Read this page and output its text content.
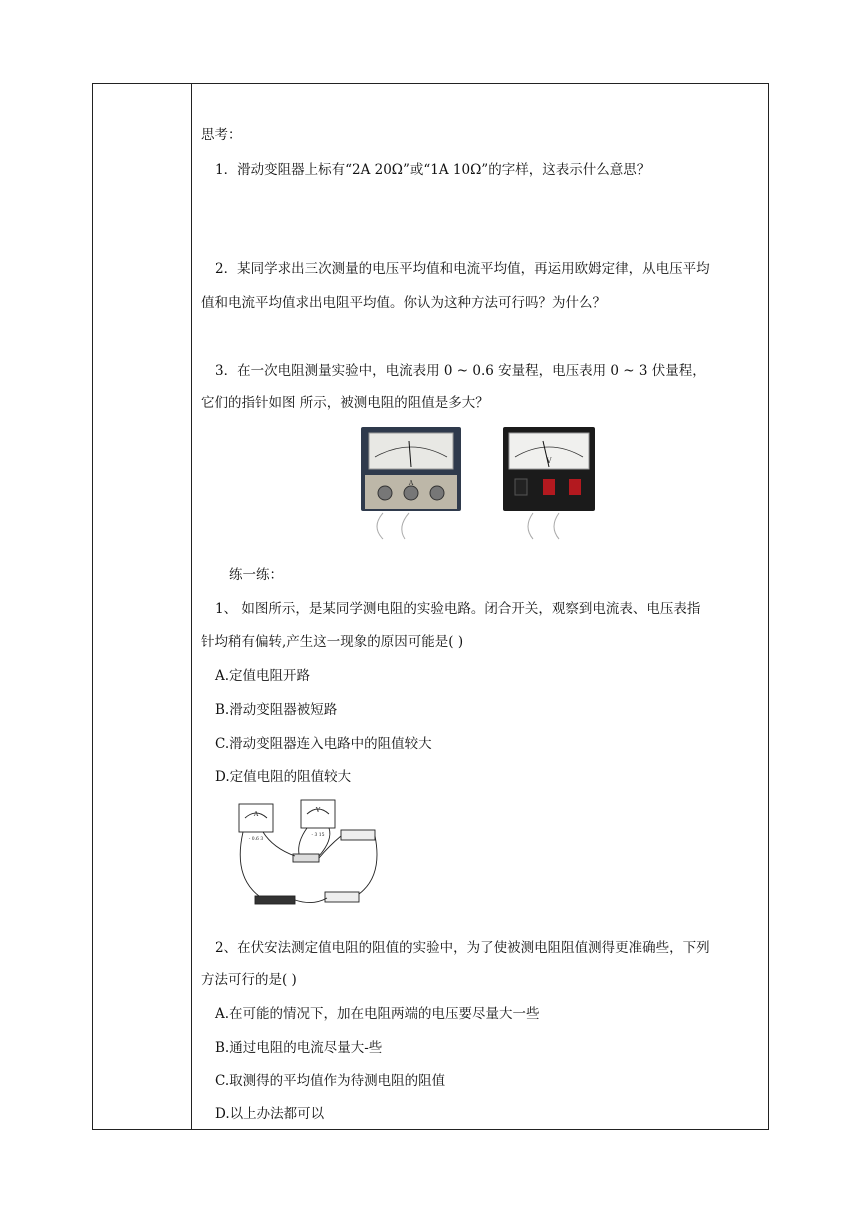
思考：
1．滑动变阻器上标有“2A 20Ω”或“1A 10Ω”的字样，这表示什么意思？
2．某同学求出三次测量的电压平均值和电流平均值，再运用欧姆定律，从电压平均
值和电流平均值求出电阻平均值。你认为这种方法可行吗？为什么？
3．在一次电阻测量实验中，电流表用 0 ~ 0.6 安量程，电压表用 0 ~ 3 伏量程，
它们的指针如图 所示，被测电阻的阻值是多大？
练一练：
1、 如图所示，是某同学测电阻的实验电路。闭合开关，观察到电流表、电压表指
针均稍有偏转,产生这一现象的原因可能是( )
A.定值电阻开路
B.滑动变阻器被短路
C.滑动变阻器连入电路中的阻值较大
D.定值电阻的阻值较大
2、在伏安法测定值电阻的阻值的实验中，为了使被测电阻阻值测得更准确些，下列
方法可行的是( )
A.在可能的情况下，加在电阻两端的电压要尽量大一些
B.通过电阻的电流尽量大-些
C.取测得的平均值作为待测电阻的阻值
D.以上办法都可以
A
V
A
V
- 0.6 3
- 3 15
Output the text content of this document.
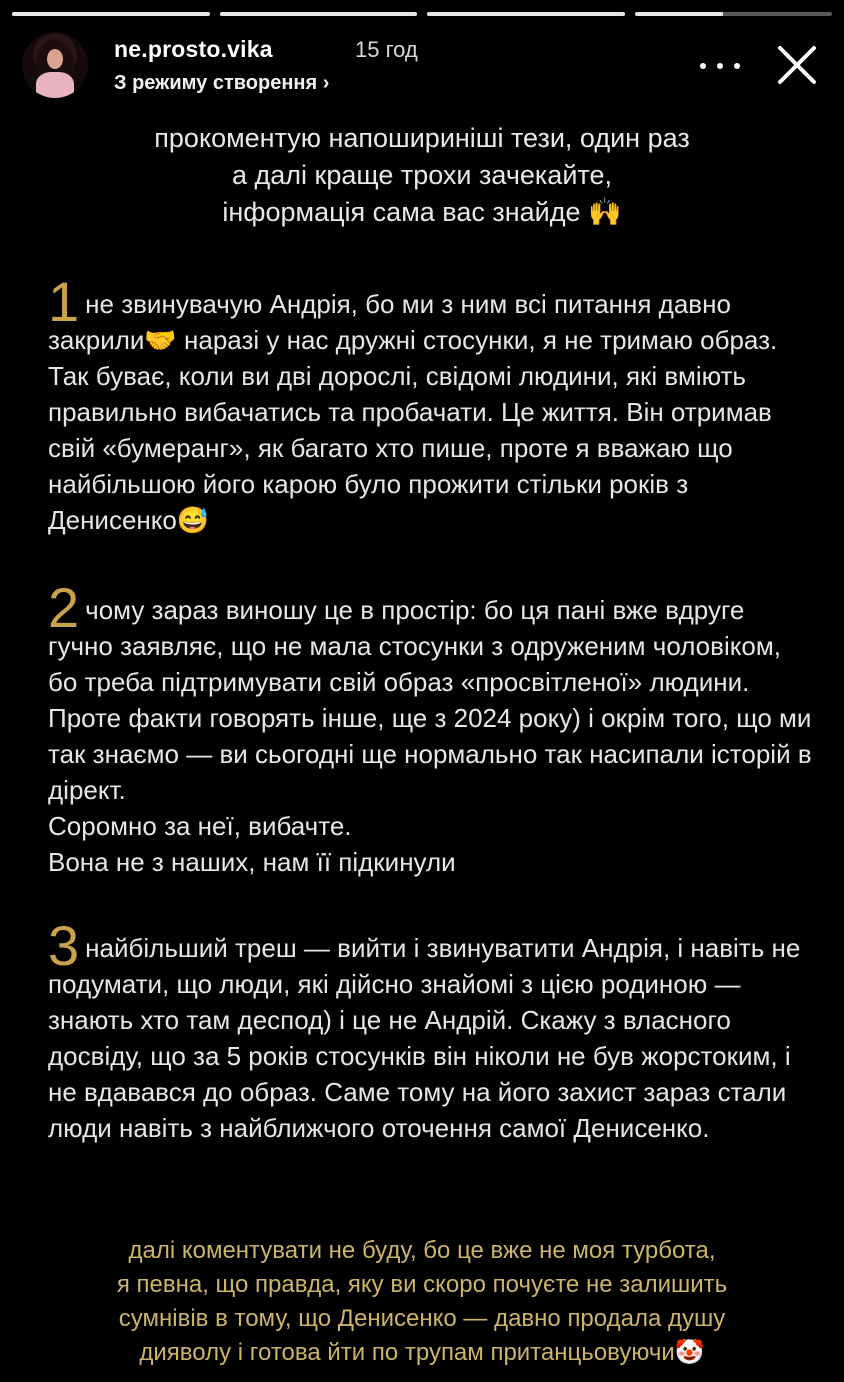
ne.prosto.vika	15 год
З режиму створення ›
прокоментую напошириніші тези, один раз
а далі краще трохи зачекайте,
інформація сама вас знайде 🙌
1 не звинувачую Андрія, бо ми з ним всі питання давно закрили🤝 наразі у нас дружні стосунки, я не тримаю образ. Так буває, коли ви дві дорослі, свідомі людини, які вміють правильно вибачатись та пробачати. Це життя. Він отримав свій «бумеранг», як багато хто пише, проте я вважаю що найбільшою його карою було прожити стільки років з Денисенко😅
2 чому зараз виношу це в простір: бо ця пані вже вдруге гучно заявляє, що не мала стосунки з одруженим чоловіком, бо треба підтримувати свій образ «просвітленої» людини. Проте факти говорять інше, ще з 2024 року) і окрім того, що ми так знаємо — ви сьогодні ще нормально так насипали історій в дірект.
Соромно за неї, вибачте.
Вона не з наших, нам її підкинули
3 найбільший треш — вийти і звинуватити Андрія, і навіть не подумати, що люди, які дійсно знайомі з цією родиною — знають хто там деспод) і це не Андрій. Скажу з власного досвіду, що за 5 років стосунків він ніколи не був жорстоким, і не вдавався до образ. Саме тому на його захист зараз стали люди навіть з найближчого оточення самої Денисенко.
далі коментувати не буду, бо це вже не моя турбота,
я певна, що правда, яку ви скоро почуєте не залишить
сумнівів в тому, що Денисенко — давно продала душу
дияволу і готова йти по трупам пританцьовуючи🤡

####################

• [Aim] Find the string "років" in the records, then copy each line where it occurs.

• [Result]
1 не звинувачую Андрія, бо ми з ним всі питання давно закрили🤝 наразі у нас дружні стосунки, я не тримаю образ. Так буває, коли ви дві дорослі, свідомі людини, які вміють правильно вибачатись та пробачати. Це життя. Він отримав свій «бумеранг», як багато хто пише, проте я вважаю що найбільшою його карою було прожити стільки років з Денисенко😅
3 найбільший треш — вийти і звинуватити Андрія, і навіть не подумати, що люди, які дійсно знайомі з цією родиною — знають хто там деспод) і це не Андрій. Скажу з власного досвіду, що за 5 років стосунків він ніколи не був жорстоким, і не вдавався до образ. Саме тому на його захист зараз стали люди навіть з найближчого оточення самої Денисенко.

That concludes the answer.